TASK REQUIREMENTS: Reproduce the full listing that appears beneath this instruction exactly.
○ ○ ○ ○ ○
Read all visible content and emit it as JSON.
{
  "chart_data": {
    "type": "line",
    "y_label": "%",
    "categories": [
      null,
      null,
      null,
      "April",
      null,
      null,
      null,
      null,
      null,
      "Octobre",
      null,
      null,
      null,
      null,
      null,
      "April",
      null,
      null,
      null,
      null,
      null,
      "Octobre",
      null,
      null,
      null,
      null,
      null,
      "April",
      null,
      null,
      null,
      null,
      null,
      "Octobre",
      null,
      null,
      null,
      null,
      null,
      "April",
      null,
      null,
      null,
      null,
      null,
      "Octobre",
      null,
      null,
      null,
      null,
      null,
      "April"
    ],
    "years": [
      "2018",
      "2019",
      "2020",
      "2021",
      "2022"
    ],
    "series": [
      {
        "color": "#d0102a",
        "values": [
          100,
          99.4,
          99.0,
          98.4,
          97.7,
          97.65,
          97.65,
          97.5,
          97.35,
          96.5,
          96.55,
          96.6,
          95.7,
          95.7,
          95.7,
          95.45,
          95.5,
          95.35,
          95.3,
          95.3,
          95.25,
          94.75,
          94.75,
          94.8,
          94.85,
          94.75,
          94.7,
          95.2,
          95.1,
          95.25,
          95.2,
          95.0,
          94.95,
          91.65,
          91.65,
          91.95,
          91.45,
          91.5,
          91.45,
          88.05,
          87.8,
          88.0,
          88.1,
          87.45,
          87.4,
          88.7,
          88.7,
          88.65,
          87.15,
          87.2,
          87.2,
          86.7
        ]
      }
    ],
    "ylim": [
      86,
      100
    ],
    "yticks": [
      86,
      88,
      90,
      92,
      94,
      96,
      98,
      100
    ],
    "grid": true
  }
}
○ ○ ○ ○ ○
FINAL RESULT:
Read all visible content and emit it as JSON.
{
  "chart_data": {
    "type": "line",
    "y_label": "%",
    "categories": [
      null,
      null,
      null,
      "April",
      null,
      null,
      null,
      null,
      null,
      "Octobre",
      null,
      null,
      null,
      null,
      null,
      "April",
      null,
      null,
      null,
      null,
      null,
      "Octobre",
      null,
      null,
      null,
      null,
      null,
      "April",
      null,
      null,
      null,
      null,
      null,
      "Octobre",
      null,
      null,
      null,
      null,
      null,
      "April",
      null,
      null,
      null,
      null,
      null,
      "Octobre",
      null,
      null,
      null,
      null,
      null,
      "April"
    ],
    "years": [
      "2018",
      "2019",
      "2020",
      "2021",
      "2022"
    ],
    "series": [
      {
        "color": "#d0102a",
        "values": [
          100,
          99.4,
          99.0,
          98.4,
          97.7,
          97.65,
          97.65,
          97.5,
          97.35,
          96.5,
          96.55,
          96.6,
          95.7,
          95.7,
          95.7,
          95.45,
          95.5,
          95.35,
          95.3,
          95.3,
          95.25,
          94.75,
          94.75,
          94.8,
          94.85,
          94.75,
          94.7,
          95.2,
          95.1,
          95.25,
          95.2,
          95.0,
          94.95,
          91.65,
          91.65,
          91.95,
          91.45,
          91.5,
          91.45,
          88.05,
          87.8,
          88.0,
          88.1,
          87.45,
          87.4,
          88.7,
          88.7,
          88.65,
          87.15,
          87.2,
          87.2,
          86.7
        ]
      }
    ],
    "ylim": [
      86,
      100
    ],
    "yticks": [
      86,
      88,
      90,
      92,
      94,
      96,
      98,
      100
    ],
    "grid": true
  }
}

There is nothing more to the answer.